Saved entries:
----

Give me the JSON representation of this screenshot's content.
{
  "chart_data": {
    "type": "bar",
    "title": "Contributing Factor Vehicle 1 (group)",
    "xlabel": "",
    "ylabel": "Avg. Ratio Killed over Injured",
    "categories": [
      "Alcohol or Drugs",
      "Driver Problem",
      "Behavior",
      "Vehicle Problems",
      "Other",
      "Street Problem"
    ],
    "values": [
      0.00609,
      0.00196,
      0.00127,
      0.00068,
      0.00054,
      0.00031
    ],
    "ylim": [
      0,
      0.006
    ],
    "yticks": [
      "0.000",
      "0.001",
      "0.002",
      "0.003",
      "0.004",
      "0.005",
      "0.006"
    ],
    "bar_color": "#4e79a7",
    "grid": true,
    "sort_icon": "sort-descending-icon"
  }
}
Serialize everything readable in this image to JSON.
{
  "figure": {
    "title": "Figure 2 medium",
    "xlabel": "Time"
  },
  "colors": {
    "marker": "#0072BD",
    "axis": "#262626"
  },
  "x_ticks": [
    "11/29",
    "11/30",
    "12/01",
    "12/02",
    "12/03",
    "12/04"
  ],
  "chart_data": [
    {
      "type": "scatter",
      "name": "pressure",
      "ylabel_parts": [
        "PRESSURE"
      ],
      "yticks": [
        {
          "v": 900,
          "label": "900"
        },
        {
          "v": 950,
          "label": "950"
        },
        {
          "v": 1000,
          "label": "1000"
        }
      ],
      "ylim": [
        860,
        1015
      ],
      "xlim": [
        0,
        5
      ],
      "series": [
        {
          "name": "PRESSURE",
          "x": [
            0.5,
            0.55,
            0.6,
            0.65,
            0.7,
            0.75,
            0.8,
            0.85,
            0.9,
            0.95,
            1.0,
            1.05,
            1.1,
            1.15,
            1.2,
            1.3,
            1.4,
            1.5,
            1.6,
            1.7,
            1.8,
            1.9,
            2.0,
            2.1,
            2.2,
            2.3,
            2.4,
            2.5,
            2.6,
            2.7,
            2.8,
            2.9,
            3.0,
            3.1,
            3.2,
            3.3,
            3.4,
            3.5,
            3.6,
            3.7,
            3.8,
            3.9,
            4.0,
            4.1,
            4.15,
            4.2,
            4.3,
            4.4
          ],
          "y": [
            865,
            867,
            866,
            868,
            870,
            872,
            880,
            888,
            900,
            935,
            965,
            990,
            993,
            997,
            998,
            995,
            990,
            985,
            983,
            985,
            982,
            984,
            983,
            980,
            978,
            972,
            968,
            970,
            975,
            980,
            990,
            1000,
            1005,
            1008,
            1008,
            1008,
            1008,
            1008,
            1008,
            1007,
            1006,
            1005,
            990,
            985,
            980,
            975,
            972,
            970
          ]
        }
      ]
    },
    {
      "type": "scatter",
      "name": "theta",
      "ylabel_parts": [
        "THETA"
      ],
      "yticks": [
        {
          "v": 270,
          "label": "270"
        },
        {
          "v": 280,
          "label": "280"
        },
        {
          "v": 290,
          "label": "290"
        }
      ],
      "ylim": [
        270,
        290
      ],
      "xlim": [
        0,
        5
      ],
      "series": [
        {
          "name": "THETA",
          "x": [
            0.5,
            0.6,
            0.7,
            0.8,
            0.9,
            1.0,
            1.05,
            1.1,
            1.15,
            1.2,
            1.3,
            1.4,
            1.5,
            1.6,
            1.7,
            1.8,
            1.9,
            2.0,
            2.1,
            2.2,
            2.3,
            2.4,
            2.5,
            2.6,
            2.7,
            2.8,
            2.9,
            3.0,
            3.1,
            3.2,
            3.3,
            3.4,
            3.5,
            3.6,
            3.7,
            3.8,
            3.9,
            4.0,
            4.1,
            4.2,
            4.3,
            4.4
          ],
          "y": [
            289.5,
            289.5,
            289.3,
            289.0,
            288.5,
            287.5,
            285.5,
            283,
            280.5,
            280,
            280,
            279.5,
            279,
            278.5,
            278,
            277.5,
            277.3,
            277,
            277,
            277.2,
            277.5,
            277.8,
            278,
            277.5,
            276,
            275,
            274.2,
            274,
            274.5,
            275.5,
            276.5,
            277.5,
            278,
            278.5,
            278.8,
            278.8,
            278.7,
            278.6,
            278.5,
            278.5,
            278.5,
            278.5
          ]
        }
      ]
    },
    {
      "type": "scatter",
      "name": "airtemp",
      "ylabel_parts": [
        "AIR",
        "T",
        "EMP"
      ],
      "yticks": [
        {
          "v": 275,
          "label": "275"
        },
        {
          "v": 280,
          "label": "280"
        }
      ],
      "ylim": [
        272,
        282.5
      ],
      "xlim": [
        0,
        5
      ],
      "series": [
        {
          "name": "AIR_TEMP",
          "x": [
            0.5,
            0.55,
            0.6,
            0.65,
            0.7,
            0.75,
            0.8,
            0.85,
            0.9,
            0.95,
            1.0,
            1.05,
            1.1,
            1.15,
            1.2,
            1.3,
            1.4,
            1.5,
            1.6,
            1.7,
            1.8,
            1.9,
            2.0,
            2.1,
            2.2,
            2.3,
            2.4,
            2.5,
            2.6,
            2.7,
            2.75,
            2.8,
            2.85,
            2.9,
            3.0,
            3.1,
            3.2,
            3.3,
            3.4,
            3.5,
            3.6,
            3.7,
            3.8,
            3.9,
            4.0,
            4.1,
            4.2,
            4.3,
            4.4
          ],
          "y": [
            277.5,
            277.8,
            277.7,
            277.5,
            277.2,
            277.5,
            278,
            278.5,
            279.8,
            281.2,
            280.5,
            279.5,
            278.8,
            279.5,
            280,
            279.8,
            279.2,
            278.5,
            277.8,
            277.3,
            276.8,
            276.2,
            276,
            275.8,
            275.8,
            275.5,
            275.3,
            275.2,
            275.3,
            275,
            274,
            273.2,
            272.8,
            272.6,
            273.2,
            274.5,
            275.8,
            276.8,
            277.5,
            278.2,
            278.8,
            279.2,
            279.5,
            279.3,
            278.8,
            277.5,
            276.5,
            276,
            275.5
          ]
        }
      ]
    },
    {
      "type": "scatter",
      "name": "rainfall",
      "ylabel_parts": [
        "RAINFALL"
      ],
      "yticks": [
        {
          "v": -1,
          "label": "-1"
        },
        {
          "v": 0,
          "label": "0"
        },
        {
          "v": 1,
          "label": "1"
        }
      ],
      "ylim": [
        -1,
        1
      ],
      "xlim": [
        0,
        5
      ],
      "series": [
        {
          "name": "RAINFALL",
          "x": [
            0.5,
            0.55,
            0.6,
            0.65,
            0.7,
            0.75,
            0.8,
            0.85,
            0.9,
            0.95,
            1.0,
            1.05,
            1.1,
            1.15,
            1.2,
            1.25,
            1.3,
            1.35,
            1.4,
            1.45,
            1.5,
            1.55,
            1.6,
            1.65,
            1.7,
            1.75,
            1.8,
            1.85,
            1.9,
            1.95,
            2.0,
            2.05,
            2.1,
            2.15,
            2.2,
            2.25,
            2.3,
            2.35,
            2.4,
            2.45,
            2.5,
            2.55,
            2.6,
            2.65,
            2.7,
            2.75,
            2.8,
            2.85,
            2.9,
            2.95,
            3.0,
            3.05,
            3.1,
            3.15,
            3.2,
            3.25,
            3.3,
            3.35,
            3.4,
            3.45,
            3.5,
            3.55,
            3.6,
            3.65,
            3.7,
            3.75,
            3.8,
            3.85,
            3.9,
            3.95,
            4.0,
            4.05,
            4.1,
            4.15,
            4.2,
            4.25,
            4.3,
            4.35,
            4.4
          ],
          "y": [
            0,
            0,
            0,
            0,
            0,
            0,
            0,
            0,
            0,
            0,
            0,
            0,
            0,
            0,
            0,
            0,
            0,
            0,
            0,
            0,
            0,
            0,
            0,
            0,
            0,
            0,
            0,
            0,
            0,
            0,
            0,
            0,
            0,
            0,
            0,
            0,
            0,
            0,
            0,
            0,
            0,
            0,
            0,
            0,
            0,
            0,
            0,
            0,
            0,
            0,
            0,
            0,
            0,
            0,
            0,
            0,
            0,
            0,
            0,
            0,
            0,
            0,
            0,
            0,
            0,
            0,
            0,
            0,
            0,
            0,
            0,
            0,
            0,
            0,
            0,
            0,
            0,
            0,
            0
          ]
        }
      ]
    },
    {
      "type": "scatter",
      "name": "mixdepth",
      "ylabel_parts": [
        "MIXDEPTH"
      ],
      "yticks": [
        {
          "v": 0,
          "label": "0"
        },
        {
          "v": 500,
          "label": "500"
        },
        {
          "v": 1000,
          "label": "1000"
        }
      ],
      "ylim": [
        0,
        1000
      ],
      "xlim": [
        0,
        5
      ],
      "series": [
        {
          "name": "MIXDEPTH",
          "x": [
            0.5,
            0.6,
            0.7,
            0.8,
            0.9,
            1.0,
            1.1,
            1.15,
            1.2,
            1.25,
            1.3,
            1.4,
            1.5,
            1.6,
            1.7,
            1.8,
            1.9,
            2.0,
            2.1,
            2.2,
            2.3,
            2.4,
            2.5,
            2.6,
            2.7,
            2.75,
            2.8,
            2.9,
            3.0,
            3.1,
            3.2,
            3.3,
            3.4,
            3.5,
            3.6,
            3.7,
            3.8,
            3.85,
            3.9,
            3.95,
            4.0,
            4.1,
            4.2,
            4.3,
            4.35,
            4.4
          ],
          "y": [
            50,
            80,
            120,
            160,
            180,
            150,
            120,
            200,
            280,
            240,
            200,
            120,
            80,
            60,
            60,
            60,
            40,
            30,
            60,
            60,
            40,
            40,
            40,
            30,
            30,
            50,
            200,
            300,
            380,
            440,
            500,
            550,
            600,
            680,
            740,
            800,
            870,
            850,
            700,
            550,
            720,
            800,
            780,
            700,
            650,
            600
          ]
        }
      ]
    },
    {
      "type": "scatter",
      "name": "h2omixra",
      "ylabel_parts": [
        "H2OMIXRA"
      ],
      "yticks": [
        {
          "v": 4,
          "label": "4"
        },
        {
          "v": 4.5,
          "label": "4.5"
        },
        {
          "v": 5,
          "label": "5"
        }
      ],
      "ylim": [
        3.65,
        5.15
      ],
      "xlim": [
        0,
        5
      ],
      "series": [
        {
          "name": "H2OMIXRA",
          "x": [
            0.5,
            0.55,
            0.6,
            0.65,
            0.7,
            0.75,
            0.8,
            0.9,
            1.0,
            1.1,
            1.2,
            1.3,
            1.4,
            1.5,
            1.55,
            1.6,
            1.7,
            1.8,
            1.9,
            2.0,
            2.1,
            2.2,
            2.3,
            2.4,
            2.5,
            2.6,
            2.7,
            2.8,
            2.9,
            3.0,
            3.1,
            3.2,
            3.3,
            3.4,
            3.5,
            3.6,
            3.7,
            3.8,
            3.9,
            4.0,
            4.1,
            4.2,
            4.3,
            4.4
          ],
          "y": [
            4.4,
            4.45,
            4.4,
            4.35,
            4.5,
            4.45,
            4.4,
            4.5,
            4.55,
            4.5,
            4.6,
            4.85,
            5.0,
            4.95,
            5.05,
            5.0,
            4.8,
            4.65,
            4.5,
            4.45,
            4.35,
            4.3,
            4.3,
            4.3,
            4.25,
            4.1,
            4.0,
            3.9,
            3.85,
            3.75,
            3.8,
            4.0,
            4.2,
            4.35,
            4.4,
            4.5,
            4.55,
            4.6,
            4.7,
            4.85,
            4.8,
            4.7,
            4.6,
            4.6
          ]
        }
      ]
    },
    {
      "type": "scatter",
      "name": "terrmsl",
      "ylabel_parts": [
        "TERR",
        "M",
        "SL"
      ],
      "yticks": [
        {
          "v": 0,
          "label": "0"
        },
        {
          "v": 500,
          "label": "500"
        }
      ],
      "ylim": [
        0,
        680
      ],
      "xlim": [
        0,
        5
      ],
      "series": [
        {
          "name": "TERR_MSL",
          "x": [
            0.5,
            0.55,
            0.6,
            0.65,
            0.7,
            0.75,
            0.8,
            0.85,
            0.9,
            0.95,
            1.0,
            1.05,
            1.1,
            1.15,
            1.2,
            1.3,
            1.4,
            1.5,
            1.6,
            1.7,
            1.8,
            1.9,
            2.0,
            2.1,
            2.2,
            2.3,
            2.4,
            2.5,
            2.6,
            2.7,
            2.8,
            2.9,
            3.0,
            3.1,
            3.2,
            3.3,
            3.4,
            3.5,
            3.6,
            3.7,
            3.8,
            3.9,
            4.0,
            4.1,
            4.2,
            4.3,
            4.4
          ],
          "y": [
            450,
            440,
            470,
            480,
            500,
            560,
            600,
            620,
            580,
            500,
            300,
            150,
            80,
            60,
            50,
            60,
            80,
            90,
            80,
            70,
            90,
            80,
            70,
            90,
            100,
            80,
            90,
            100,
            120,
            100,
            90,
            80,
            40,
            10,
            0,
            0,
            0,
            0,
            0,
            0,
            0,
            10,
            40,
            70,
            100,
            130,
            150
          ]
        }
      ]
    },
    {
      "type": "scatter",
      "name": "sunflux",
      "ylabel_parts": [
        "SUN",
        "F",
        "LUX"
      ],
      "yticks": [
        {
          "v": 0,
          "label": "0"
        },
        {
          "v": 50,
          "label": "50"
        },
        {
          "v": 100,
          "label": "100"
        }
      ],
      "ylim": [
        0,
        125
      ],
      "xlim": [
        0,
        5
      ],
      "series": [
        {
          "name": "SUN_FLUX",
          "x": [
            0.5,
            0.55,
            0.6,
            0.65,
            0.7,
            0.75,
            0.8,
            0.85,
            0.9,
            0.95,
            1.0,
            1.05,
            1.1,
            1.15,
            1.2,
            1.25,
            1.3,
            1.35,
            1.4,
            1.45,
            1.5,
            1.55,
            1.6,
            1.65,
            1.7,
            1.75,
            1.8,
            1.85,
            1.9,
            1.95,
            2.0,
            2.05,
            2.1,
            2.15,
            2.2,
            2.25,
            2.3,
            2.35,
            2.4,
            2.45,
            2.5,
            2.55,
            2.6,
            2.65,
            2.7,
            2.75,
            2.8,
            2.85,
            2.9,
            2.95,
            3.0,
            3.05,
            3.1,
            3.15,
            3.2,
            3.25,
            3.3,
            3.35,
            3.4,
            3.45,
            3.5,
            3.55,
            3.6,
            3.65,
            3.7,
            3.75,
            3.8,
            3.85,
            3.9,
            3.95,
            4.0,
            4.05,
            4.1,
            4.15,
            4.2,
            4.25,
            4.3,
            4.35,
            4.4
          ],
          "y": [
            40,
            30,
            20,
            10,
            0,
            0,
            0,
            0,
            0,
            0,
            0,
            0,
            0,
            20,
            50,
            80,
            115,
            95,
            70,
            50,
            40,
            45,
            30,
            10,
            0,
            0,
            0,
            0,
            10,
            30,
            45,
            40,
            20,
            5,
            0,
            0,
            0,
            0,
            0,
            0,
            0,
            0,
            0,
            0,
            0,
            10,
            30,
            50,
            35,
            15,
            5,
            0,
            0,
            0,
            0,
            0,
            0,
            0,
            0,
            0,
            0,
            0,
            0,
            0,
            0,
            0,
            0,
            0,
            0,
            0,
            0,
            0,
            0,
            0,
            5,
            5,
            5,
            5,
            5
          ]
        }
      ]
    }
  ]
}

----

## Required task
Check each line of the records above for "JSON", and copy those that have it.

## Task answer
Give me the JSON representation of this screenshot's content.
Serialize everything readable in this image to JSON.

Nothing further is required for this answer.